- DATA PROVIDED:

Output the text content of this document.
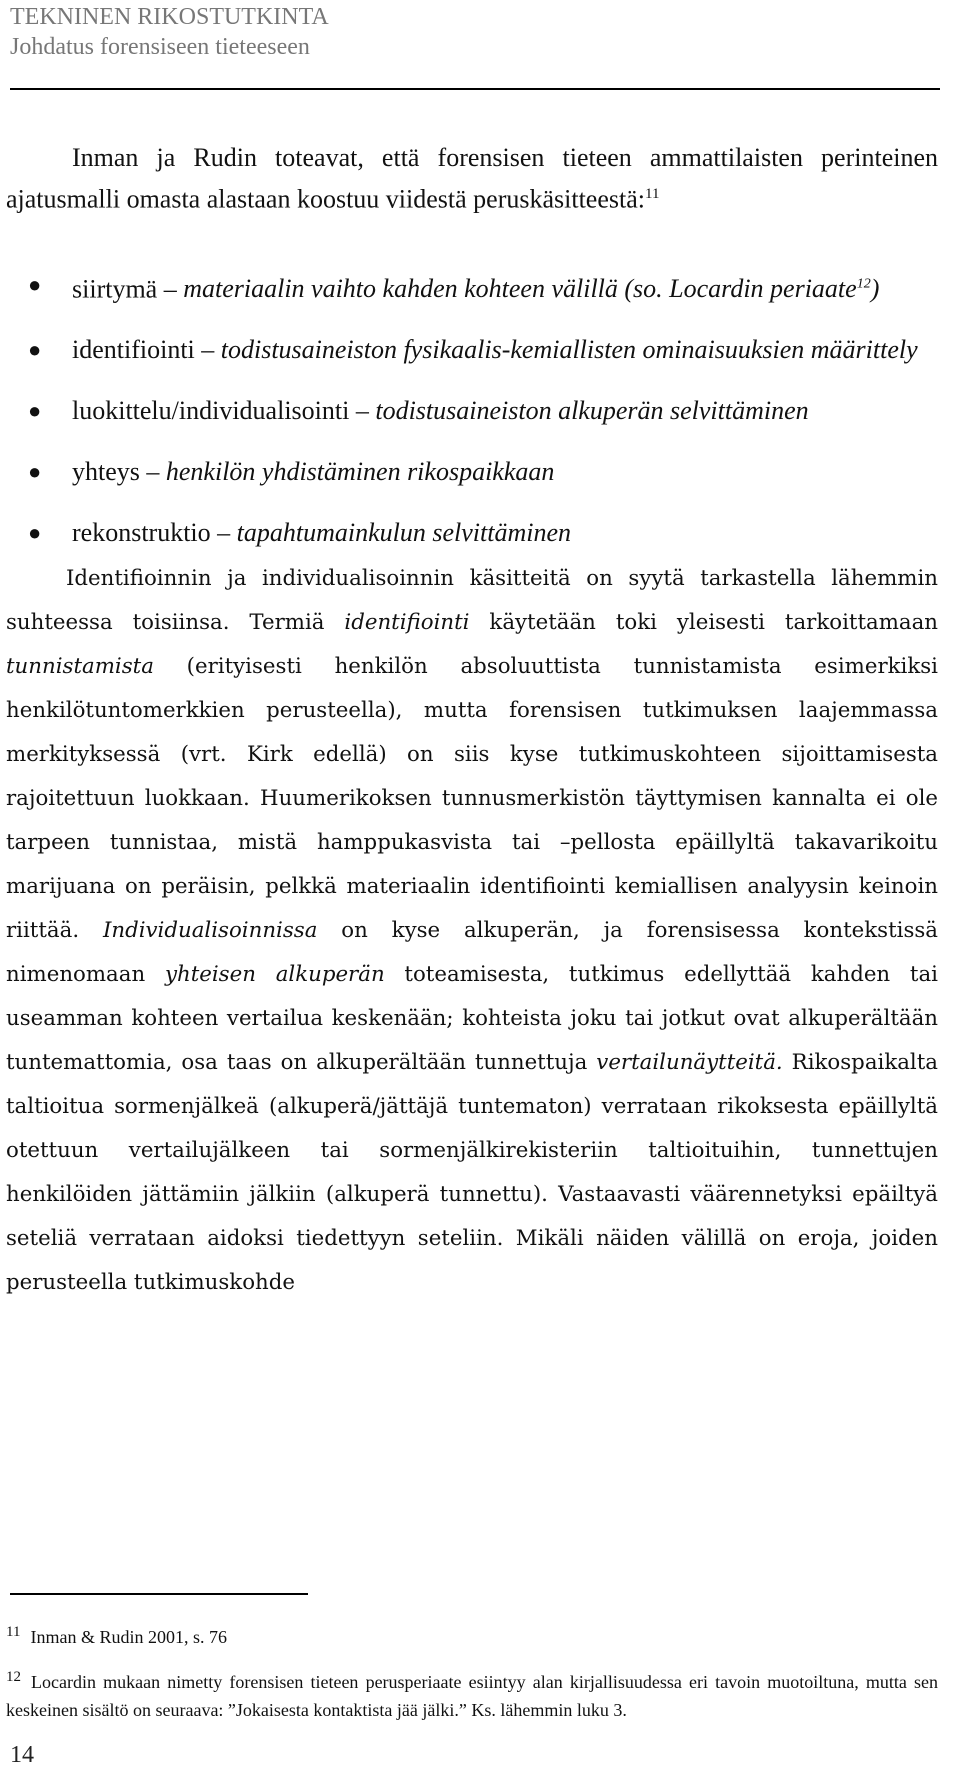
TEKNINEN RIKOSTUTKINTA
Johdatus forensiseen tieteeseen

Inman ja Rudin toteavat, että forensisen tieteen ammattilaisten perinteinen ajatusmalli omasta alastaan koostuu viidestä peruskäsitteestä:$^{11}$

● siirtymä – materiaalin vaihto kahden kohteen välillä (so. Locardin periaate$^{12}$)
● identifiointi – todistusaineiston fysikaalis-kemiallisten ominaisuuksien määrittely
● luokittelu/individualisointi – todistusaineiston alkuperän selvittäminen
● yhteys – henkilön yhdistäminen rikospaikkaan
● rekonstruktio – tapahtumainkulun selvittäminen

Identifioinnin ja individualisoinnin käsitteitä on syytä tarkastella lähemmin suhteessa toisiinsa. Termiä identifiointi käytetään toki yleisesti tarkoittamaan tunnistamista (erityisesti henkilön absoluuttista tunnistamista esimerkiksi henkilötuntomerkkien perusteella), mutta forensisen tutkimuksen laajemmassa merkityksessä (vrt. Kirk edellä) on siis kyse tutkimuskohteen sijoittamisesta rajoitettuun luokkaan. Huumerikoksen tunnusmerkistön täyttymisen kannalta ei ole tarpeen tunnistaa, mistä hamppukasvista tai –pellosta epäillyltä takavarikoitu marijuana on peräisin, pelkkä materiaalin identifiointi kemiallisen analyysin keinoin riittää. Individualisoinnissa on kyse alkuperän, ja forensisessa kontekstissä nimenomaan yhteisen alkuperän toteamisesta, tutkimus edellyttää kahden tai useamman kohteen vertailua keskenään; kohteista joku tai jotkut ovat alkuperältään tuntemattomia, osa taas on alkuperältään tunnettuja vertailunäytteitä. Rikospaikalta taltioitua sormenjälkeä (alkuperä/jättäjä tuntematon) verrataan rikoksesta epäillyltä otettuun vertailujälkeen tai sormenjälkirekisteriin taltioituihin, tunnettujen henkilöiden jättämiin jälkiin (alkuperä tunnettu). Vastaavasti väärennetyksi epäiltyä seteliä verrataan aidoksi tiedettyyn seteliin. Mikäli näiden välillä on eroja, joiden perusteella tutkimuskohde

$^{11}$ Inman & Rudin 2001, s. 76

$^{12}$ Locardin mukaan nimetty forensisen tieteen perusperiaate esiintyy alan kirjallisuudessa eri tavoin muotoiltuna, mutta sen keskeinen sisältö on seuraava: ”Jokaisesta kontaktista jää jälki.” Ks. lähemmin luku 3.

14
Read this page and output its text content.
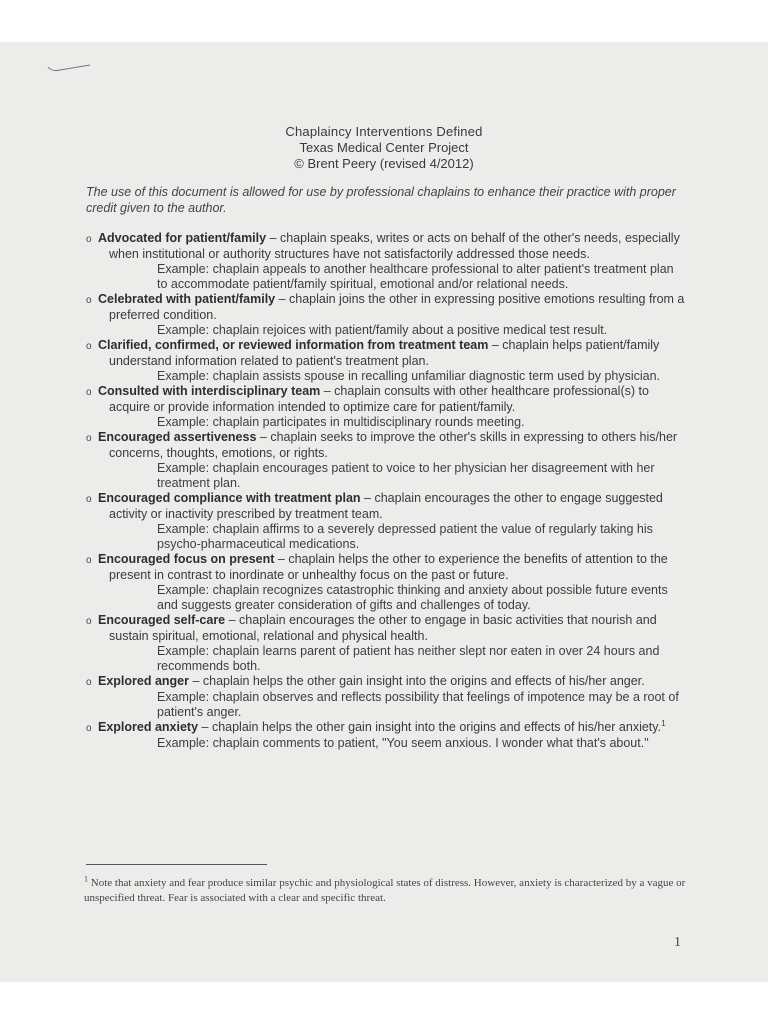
Chaplaincy Interventions Defined
Texas Medical Center Project
© Brent Peery (revised 4/2012)
The use of this document is allowed for use by professional chaplains to enhance their practice with proper credit given to the author.
o Advocated for patient/family – chaplain speaks, writes or acts on behalf of the other's needs, especially when institutional or authority structures have not satisfactorily addressed those needs.
Example: chaplain appeals to another healthcare professional to alter patient's treatment plan to accommodate patient/family spiritual, emotional and/or relational needs.
o Celebrated with patient/family – chaplain joins the other in expressing positive emotions resulting from a preferred condition.
Example: chaplain rejoices with patient/family about a positive medical test result.
o Clarified, confirmed, or reviewed information from treatment team – chaplain helps patient/family understand information related to patient's treatment plan.
Example: chaplain assists spouse in recalling unfamiliar diagnostic term used by physician.
o Consulted with interdisciplinary team – chaplain consults with other healthcare professional(s) to acquire or provide information intended to optimize care for patient/family.
Example: chaplain participates in multidisciplinary rounds meeting.
o Encouraged assertiveness – chaplain seeks to improve the other's skills in expressing to others his/her concerns, thoughts, emotions, or rights.
Example: chaplain encourages patient to voice to her physician her disagreement with her treatment plan.
o Encouraged compliance with treatment plan – chaplain encourages the other to engage suggested activity or inactivity prescribed by treatment team.
Example: chaplain affirms to a severely depressed patient the value of regularly taking his psycho-pharmaceutical medications.
o Encouraged focus on present – chaplain helps the other to experience the benefits of attention to the present in contrast to inordinate or unhealthy focus on the past or future.
Example: chaplain recognizes catastrophic thinking and anxiety about possible future events and suggests greater consideration of gifts and challenges of today.
o Encouraged self-care – chaplain encourages the other to engage in basic activities that nourish and sustain spiritual, emotional, relational and physical health.
Example: chaplain learns parent of patient has neither slept nor eaten in over 24 hours and recommends both.
o Explored anger – chaplain helps the other gain insight into the origins and effects of his/her anger.
Example: chaplain observes and reflects possibility that feelings of impotence may be a root of patient's anger.
o Explored anxiety – chaplain helps the other gain insight into the origins and effects of his/her anxiety.$^1$
Example: chaplain comments to patient, "You seem anxious. I wonder what that's about."
$^1$ Note that anxiety and fear produce similar psychic and physiological states of distress. However, anxiety is characterized by a vague or unspecified threat. Fear is associated with a clear and specific threat.
1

- PROBLEM TO WORK ON: Pictures in the records above should not be copied. Repeat everything else exactly.

- SOLUTION FOR THIS PROBLEM:
Output the text content of this document.
TEKNINEN RIKOSTUTKINTA
Johdatus forensiseen tieteeseen

Inman ja Rudin toteavat, että forensisen tieteen ammattilaisten perinteinen ajatusmalli omasta alastaan koostuu viidestä peruskäsitteestä:$^{11}$

● siirtymä – materiaalin vaihto kahden kohteen välillä (so. Locardin periaate$^{12}$)
● identifiointi – todistusaineiston fysikaalis-kemiallisten ominaisuuksien määrittely
● luokittelu/individualisointi – todistusaineiston alkuperän selvittäminen
● yhteys – henkilön yhdistäminen rikospaikkaan
● rekonstruktio – tapahtumainkulun selvittäminen

Identifioinnin ja individualisoinnin käsitteitä on syytä tarkastella lähemmin suhteessa toisiinsa. Termiä identifiointi käytetään toki yleisesti tarkoittamaan tunnistamista (erityisesti henkilön absoluuttista tunnistamista esimerkiksi henkilötuntomerkkien perusteella), mutta forensisen tutkimuksen laajemmassa merkityksessä (vrt. Kirk edellä) on siis kyse tutkimuskohteen sijoittamisesta rajoitettuun luokkaan. Huumerikoksen tunnusmerkistön täyttymisen kannalta ei ole tarpeen tunnistaa, mistä hamppukasvista tai –pellosta epäillyltä takavarikoitu marijuana on peräisin, pelkkä materiaalin identifiointi kemiallisen analyysin keinoin riittää. Individualisoinnissa on kyse alkuperän, ja forensisessa kontekstissä nimenomaan yhteisen alkuperän toteamisesta, tutkimus edellyttää kahden tai useamman kohteen vertailua keskenään; kohteista joku tai jotkut ovat alkuperältään tuntemattomia, osa taas on alkuperältään tunnettuja vertailunäytteitä. Rikospaikalta taltioitua sormenjälkeä (alkuperä/jättäjä tuntematon) verrataan rikoksesta epäillyltä otettuun vertailujälkeen tai sormenjälkirekisteriin taltioituihin, tunnettujen henkilöiden jättämiin jälkiin (alkuperä tunnettu). Vastaavasti väärennetyksi epäiltyä seteliä verrataan aidoksi tiedettyyn seteliin. Mikäli näiden välillä on eroja, joiden perusteella tutkimuskohde

$^{11}$ Inman & Rudin 2001, s. 76

$^{12}$ Locardin mukaan nimetty forensisen tieteen perusperiaate esiintyy alan kirjallisuudessa eri tavoin muotoiltuna, mutta sen keskeinen sisältö on seuraava: ”Jokaisesta kontaktista jää jälki.” Ks. lähemmin luku 3.

14
Read this page and output its text content.
Chaplaincy Interventions Defined
Texas Medical Center Project
© Brent Peery (revised 4/2012)
The use of this document is allowed for use by professional chaplains to enhance their practice with proper credit given to the author.
o Advocated for patient/family – chaplain speaks, writes or acts on behalf of the other's needs, especially when institutional or authority structures have not satisfactorily addressed those needs.
Example: chaplain appeals to another healthcare professional to alter patient's treatment plan to accommodate patient/family spiritual, emotional and/or relational needs.
o Celebrated with patient/family – chaplain joins the other in expressing positive emotions resulting from a preferred condition.
Example: chaplain rejoices with patient/family about a positive medical test result.
o Clarified, confirmed, or reviewed information from treatment team – chaplain helps patient/family understand information related to patient's treatment plan.
Example: chaplain assists spouse in recalling unfamiliar diagnostic term used by physician.
o Consulted with interdisciplinary team – chaplain consults with other healthcare professional(s) to acquire or provide information intended to optimize care for patient/family.
Example: chaplain participates in multidisciplinary rounds meeting.
o Encouraged assertiveness – chaplain seeks to improve the other's skills in expressing to others his/her concerns, thoughts, emotions, or rights.
Example: chaplain encourages patient to voice to her physician her disagreement with her treatment plan.
o Encouraged compliance with treatment plan – chaplain encourages the other to engage suggested activity or inactivity prescribed by treatment team.
Example: chaplain affirms to a severely depressed patient the value of regularly taking his psycho-pharmaceutical medications.
o Encouraged focus on present – chaplain helps the other to experience the benefits of attention to the present in contrast to inordinate or unhealthy focus on the past or future.
Example: chaplain recognizes catastrophic thinking and anxiety about possible future events and suggests greater consideration of gifts and challenges of today.
o Encouraged self-care – chaplain encourages the other to engage in basic activities that nourish and sustain spiritual, emotional, relational and physical health.
Example: chaplain learns parent of patient has neither slept nor eaten in over 24 hours and recommends both.
o Explored anger – chaplain helps the other gain insight into the origins and effects of his/her anger.
Example: chaplain observes and reflects possibility that feelings of impotence may be a root of patient's anger.
o Explored anxiety – chaplain helps the other gain insight into the origins and effects of his/her anxiety.$^1$
Example: chaplain comments to patient, "You seem anxious. I wonder what that's about."
$^1$ Note that anxiety and fear produce similar psychic and physiological states of distress. However, anxiety is characterized by a vague or unspecified threat. Fear is associated with a clear and specific threat.
1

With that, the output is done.